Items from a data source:
** start **

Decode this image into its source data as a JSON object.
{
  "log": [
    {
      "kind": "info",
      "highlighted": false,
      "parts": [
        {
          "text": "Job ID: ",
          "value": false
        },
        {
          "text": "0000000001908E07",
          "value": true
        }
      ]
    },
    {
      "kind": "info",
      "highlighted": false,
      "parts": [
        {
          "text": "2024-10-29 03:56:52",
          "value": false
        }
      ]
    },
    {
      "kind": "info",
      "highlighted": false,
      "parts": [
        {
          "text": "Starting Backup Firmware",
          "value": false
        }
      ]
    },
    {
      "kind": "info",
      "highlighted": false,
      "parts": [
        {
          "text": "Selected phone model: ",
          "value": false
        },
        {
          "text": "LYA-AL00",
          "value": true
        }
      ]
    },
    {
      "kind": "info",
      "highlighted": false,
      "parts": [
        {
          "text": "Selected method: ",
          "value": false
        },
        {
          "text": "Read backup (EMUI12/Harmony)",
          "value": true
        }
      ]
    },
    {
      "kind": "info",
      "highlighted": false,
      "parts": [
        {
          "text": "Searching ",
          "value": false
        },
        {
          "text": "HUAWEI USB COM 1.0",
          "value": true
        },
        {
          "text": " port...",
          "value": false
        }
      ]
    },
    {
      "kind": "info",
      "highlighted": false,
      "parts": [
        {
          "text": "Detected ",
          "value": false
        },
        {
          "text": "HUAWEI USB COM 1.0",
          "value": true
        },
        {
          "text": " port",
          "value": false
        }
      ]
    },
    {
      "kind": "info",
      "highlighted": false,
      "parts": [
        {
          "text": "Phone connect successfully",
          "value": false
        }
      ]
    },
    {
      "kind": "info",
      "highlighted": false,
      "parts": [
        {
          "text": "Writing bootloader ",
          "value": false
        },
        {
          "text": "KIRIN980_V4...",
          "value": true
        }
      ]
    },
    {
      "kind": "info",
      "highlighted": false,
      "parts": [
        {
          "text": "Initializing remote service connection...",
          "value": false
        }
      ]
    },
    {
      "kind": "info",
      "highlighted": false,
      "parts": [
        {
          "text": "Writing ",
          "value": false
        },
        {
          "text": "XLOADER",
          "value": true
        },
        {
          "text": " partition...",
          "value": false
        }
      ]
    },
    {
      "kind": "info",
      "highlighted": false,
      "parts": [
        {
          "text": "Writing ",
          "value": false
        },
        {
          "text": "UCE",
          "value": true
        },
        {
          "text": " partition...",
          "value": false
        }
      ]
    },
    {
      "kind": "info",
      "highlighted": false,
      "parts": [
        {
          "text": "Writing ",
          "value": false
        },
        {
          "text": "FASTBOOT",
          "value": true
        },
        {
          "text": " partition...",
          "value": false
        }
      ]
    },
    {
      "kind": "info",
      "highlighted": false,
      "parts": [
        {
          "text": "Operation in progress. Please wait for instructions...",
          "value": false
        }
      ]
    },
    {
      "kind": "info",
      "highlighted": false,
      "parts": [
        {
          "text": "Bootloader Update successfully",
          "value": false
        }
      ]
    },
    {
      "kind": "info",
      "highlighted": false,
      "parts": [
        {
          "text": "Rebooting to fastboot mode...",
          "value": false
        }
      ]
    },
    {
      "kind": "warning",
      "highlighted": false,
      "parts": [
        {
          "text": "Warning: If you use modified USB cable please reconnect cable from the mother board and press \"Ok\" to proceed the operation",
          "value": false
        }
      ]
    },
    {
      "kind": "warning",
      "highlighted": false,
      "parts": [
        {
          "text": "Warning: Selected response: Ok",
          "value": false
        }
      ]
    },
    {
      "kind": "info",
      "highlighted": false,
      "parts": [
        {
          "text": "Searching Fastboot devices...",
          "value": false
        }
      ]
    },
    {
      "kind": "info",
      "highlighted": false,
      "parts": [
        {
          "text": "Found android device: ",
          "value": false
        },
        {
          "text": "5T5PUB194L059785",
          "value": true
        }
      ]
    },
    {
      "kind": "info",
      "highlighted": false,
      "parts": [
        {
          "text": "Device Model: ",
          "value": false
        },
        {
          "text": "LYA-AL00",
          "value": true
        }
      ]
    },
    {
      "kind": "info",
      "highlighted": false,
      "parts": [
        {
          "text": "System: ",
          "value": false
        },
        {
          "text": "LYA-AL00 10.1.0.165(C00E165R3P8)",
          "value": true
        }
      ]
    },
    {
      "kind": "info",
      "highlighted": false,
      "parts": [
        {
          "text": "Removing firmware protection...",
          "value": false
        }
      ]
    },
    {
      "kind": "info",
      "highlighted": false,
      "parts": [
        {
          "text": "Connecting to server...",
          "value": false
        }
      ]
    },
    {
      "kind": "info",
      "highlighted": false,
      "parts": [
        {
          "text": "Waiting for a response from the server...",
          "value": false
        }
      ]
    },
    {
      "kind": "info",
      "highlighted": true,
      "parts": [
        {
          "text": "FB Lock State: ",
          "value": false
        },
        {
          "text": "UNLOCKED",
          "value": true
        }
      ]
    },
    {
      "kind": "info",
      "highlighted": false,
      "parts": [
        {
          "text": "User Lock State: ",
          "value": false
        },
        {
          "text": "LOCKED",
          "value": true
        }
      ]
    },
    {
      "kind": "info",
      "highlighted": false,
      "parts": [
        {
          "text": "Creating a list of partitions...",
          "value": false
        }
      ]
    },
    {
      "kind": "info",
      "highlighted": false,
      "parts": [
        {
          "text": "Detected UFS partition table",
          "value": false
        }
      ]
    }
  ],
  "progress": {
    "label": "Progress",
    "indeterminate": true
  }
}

** end **

— Problem to solve —
Here, the records must be output exactly and in full.

— Task solution —
Decode this image into its source data as a JSON object.
{
  "log": [
    {
      "kind": "info",
      "highlighted": false,
      "parts": [
        {
          "text": "Job ID: ",
          "value": false
        },
        {
          "text": "0000000001908E07",
          "value": true
        }
      ]
    },
    {
      "kind": "info",
      "highlighted": false,
      "parts": [
        {
          "text": "2024-10-29 03:56:52",
          "value": false
        }
      ]
    },
    {
      "kind": "info",
      "highlighted": false,
      "parts": [
        {
          "text": "Starting Backup Firmware",
          "value": false
        }
      ]
    },
    {
      "kind": "info",
      "highlighted": false,
      "parts": [
        {
          "text": "Selected phone model: ",
          "value": false
        },
        {
          "text": "LYA-AL00",
          "value": true
        }
      ]
    },
    {
      "kind": "info",
      "highlighted": false,
      "parts": [
        {
          "text": "Selected method: ",
          "value": false
        },
        {
          "text": "Read backup (EMUI12/Harmony)",
          "value": true
        }
      ]
    },
    {
      "kind": "info",
      "highlighted": false,
      "parts": [
        {
          "text": "Searching ",
          "value": false
        },
        {
          "text": "HUAWEI USB COM 1.0",
          "value": true
        },
        {
          "text": " port...",
          "value": false
        }
      ]
    },
    {
      "kind": "info",
      "highlighted": false,
      "parts": [
        {
          "text": "Detected ",
          "value": false
        },
        {
          "text": "HUAWEI USB COM 1.0",
          "value": true
        },
        {
          "text": " port",
          "value": false
        }
      ]
    },
    {
      "kind": "info",
      "highlighted": false,
      "parts": [
        {
          "text": "Phone connect successfully",
          "value": false
        }
      ]
    },
    {
      "kind": "info",
      "highlighted": false,
      "parts": [
        {
          "text": "Writing bootloader ",
          "value": false
        },
        {
          "text": "KIRIN980_V4...",
          "value": true
        }
      ]
    },
    {
      "kind": "info",
      "highlighted": false,
      "parts": [
        {
          "text": "Initializing remote service connection...",
          "value": false
        }
      ]
    },
    {
      "kind": "info",
      "highlighted": false,
      "parts": [
        {
          "text": "Writing ",
          "value": false
        },
        {
          "text": "XLOADER",
          "value": true
        },
        {
          "text": " partition...",
          "value": false
        }
      ]
    },
    {
      "kind": "info",
      "highlighted": false,
      "parts": [
        {
          "text": "Writing ",
          "value": false
        },
        {
          "text": "UCE",
          "value": true
        },
        {
          "text": " partition...",
          "value": false
        }
      ]
    },
    {
      "kind": "info",
      "highlighted": false,
      "parts": [
        {
          "text": "Writing ",
          "value": false
        },
        {
          "text": "FASTBOOT",
          "value": true
        },
        {
          "text": " partition...",
          "value": false
        }
      ]
    },
    {
      "kind": "info",
      "highlighted": false,
      "parts": [
        {
          "text": "Operation in progress. Please wait for instructions...",
          "value": false
        }
      ]
    },
    {
      "kind": "info",
      "highlighted": false,
      "parts": [
        {
          "text": "Bootloader Update successfully",
          "value": false
        }
      ]
    },
    {
      "kind": "info",
      "highlighted": false,
      "parts": [
        {
          "text": "Rebooting to fastboot mode...",
          "value": false
        }
      ]
    },
    {
      "kind": "warning",
      "highlighted": false,
      "parts": [
        {
          "text": "Warning: If you use modified USB cable please reconnect cable from the mother board and press \"Ok\" to proceed the operation",
          "value": false
        }
      ]
    },
    {
      "kind": "warning",
      "highlighted": false,
      "parts": [
        {
          "text": "Warning: Selected response: Ok",
          "value": false
        }
      ]
    },
    {
      "kind": "info",
      "highlighted": false,
      "parts": [
        {
          "text": "Searching Fastboot devices...",
          "value": false
        }
      ]
    },
    {
      "kind": "info",
      "highlighted": false,
      "parts": [
        {
          "text": "Found android device: ",
          "value": false
        },
        {
          "text": "5T5PUB194L059785",
          "value": true
        }
      ]
    },
    {
      "kind": "info",
      "highlighted": false,
      "parts": [
        {
          "text": "Device Model: ",
          "value": false
        },
        {
          "text": "LYA-AL00",
          "value": true
        }
      ]
    },
    {
      "kind": "info",
      "highlighted": false,
      "parts": [
        {
          "text": "System: ",
          "value": false
        },
        {
          "text": "LYA-AL00 10.1.0.165(C00E165R3P8)",
          "value": true
        }
      ]
    },
    {
      "kind": "info",
      "highlighted": false,
      "parts": [
        {
          "text": "Removing firmware protection...",
          "value": false
        }
      ]
    },
    {
      "kind": "info",
      "highlighted": false,
      "parts": [
        {
          "text": "Connecting to server...",
          "value": false
        }
      ]
    },
    {
      "kind": "info",
      "highlighted": false,
      "parts": [
        {
          "text": "Waiting for a response from the server...",
          "value": false
        }
      ]
    },
    {
      "kind": "info",
      "highlighted": true,
      "parts": [
        {
          "text": "FB Lock State: ",
          "value": false
        },
        {
          "text": "UNLOCKED",
          "value": true
        }
      ]
    },
    {
      "kind": "info",
      "highlighted": false,
      "parts": [
        {
          "text": "User Lock State: ",
          "value": false
        },
        {
          "text": "LOCKED",
          "value": true
        }
      ]
    },
    {
      "kind": "info",
      "highlighted": false,
      "parts": [
        {
          "text": "Creating a list of partitions...",
          "value": false
        }
      ]
    },
    {
      "kind": "info",
      "highlighted": false,
      "parts": [
        {
          "text": "Detected UFS partition table",
          "value": false
        }
      ]
    }
  ],
  "progress": {
    "label": "Progress",
    "indeterminate": true
  }
}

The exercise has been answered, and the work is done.